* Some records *
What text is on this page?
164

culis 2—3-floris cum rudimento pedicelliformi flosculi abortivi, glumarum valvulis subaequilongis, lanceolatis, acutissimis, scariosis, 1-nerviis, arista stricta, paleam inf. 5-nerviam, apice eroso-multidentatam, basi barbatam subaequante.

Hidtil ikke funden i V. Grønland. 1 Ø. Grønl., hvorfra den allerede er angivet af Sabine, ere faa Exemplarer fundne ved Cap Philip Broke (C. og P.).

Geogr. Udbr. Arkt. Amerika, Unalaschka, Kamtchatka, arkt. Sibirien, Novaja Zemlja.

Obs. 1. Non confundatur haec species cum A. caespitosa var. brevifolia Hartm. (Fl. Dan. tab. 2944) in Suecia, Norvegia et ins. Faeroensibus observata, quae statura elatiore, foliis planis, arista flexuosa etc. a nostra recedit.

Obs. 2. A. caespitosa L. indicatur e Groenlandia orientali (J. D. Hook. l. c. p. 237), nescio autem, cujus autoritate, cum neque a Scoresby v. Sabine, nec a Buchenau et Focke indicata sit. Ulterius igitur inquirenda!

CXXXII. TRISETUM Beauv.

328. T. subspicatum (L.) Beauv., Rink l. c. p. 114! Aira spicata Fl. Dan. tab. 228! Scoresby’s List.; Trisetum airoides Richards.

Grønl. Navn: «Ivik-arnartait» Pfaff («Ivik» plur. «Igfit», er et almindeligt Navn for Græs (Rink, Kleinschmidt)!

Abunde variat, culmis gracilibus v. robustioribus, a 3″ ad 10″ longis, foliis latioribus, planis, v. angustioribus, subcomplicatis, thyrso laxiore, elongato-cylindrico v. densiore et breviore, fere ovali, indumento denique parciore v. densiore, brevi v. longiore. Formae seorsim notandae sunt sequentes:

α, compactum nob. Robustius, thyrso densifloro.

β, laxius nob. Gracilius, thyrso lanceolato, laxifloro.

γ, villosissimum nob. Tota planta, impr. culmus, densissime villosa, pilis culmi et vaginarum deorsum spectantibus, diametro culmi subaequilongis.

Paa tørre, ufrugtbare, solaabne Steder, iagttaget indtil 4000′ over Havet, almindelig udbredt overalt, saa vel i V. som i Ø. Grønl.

* Work to be completed *
Above are some records. Report the number of their lines that include "Sabine", and add nothing else.

* Finished answer *
2